-- START TASK MATERIAL --
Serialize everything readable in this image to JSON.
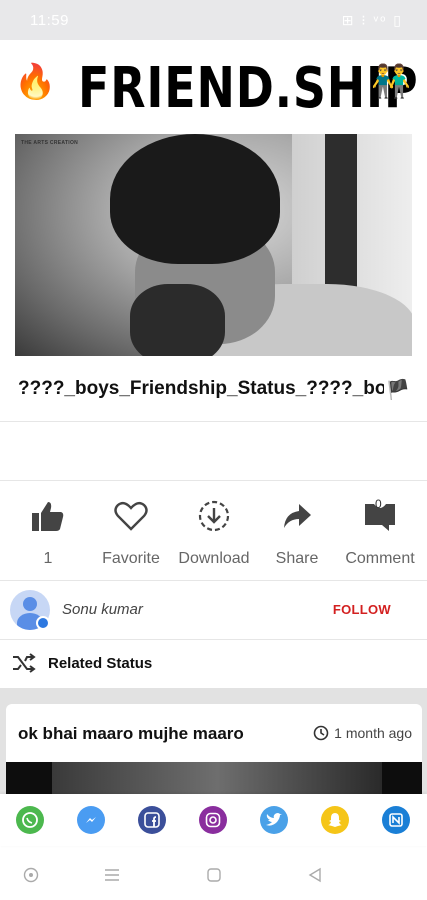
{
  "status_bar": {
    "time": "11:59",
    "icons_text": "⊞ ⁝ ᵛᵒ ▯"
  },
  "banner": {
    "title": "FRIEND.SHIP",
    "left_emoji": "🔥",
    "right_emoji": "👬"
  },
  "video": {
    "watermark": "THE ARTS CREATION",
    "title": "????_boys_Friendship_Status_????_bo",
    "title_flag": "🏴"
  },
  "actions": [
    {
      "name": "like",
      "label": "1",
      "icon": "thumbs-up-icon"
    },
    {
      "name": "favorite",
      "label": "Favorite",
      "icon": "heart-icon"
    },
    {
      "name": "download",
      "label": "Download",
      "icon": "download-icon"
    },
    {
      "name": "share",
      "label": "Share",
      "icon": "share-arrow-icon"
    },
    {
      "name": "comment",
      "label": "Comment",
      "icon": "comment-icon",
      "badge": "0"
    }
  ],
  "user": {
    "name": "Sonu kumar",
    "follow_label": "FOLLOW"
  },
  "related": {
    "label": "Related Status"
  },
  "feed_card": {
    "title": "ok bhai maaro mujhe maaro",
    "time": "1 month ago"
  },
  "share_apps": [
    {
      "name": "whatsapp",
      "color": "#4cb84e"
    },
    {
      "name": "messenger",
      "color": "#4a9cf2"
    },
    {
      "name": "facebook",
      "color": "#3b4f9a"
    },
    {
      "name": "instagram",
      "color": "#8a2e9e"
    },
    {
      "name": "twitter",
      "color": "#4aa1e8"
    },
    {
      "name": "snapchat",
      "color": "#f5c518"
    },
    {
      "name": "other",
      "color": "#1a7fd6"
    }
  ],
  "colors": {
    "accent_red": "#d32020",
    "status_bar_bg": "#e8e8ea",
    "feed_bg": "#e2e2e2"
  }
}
-- END TASK MATERIAL --
STATED PROBLEM: Write out the whole listing exactly, and drop the pictures.

EXERCISE OUTPUT:
Serialize everything readable in this image to JSON.
{
  "status_bar": {
    "time": "11:59",
    "icons_text": "⊞ ⁝ ᵛᵒ ▯"
  },
  "banner": {
    "title": "FRIEND.SHIP",
    "left_emoji": "🔥",
    "right_emoji": "👬"
  },
  "video": {
    "watermark": "THE ARTS CREATION",
    "title": "????_boys_Friendship_Status_????_bo",
    "title_flag": "🏴"
  },
  "actions": [
    {
      "name": "like",
      "label": "1",
      "icon": "thumbs-up-icon"
    },
    {
      "name": "favorite",
      "label": "Favorite",
      "icon": "heart-icon"
    },
    {
      "name": "download",
      "label": "Download",
      "icon": "download-icon"
    },
    {
      "name": "share",
      "label": "Share",
      "icon": "share-arrow-icon"
    },
    {
      "name": "comment",
      "label": "Comment",
      "icon": "comment-icon",
      "badge": "0"
    }
  ],
  "user": {
    "name": "Sonu kumar",
    "follow_label": "FOLLOW"
  },
  "related": {
    "label": "Related Status"
  },
  "feed_card": {
    "title": "ok bhai maaro mujhe maaro",
    "time": "1 month ago"
  },
  "share_apps": [
    {
      "name": "whatsapp",
      "color": "#4cb84e"
    },
    {
      "name": "messenger",
      "color": "#4a9cf2"
    },
    {
      "name": "facebook",
      "color": "#3b4f9a"
    },
    {
      "name": "instagram",
      "color": "#8a2e9e"
    },
    {
      "name": "twitter",
      "color": "#4aa1e8"
    },
    {
      "name": "snapchat",
      "color": "#f5c518"
    },
    {
      "name": "other",
      "color": "#1a7fd6"
    }
  ],
  "colors": {
    "accent_red": "#d32020",
    "status_bar_bg": "#e8e8ea",
    "feed_bg": "#e2e2e2"
  }
}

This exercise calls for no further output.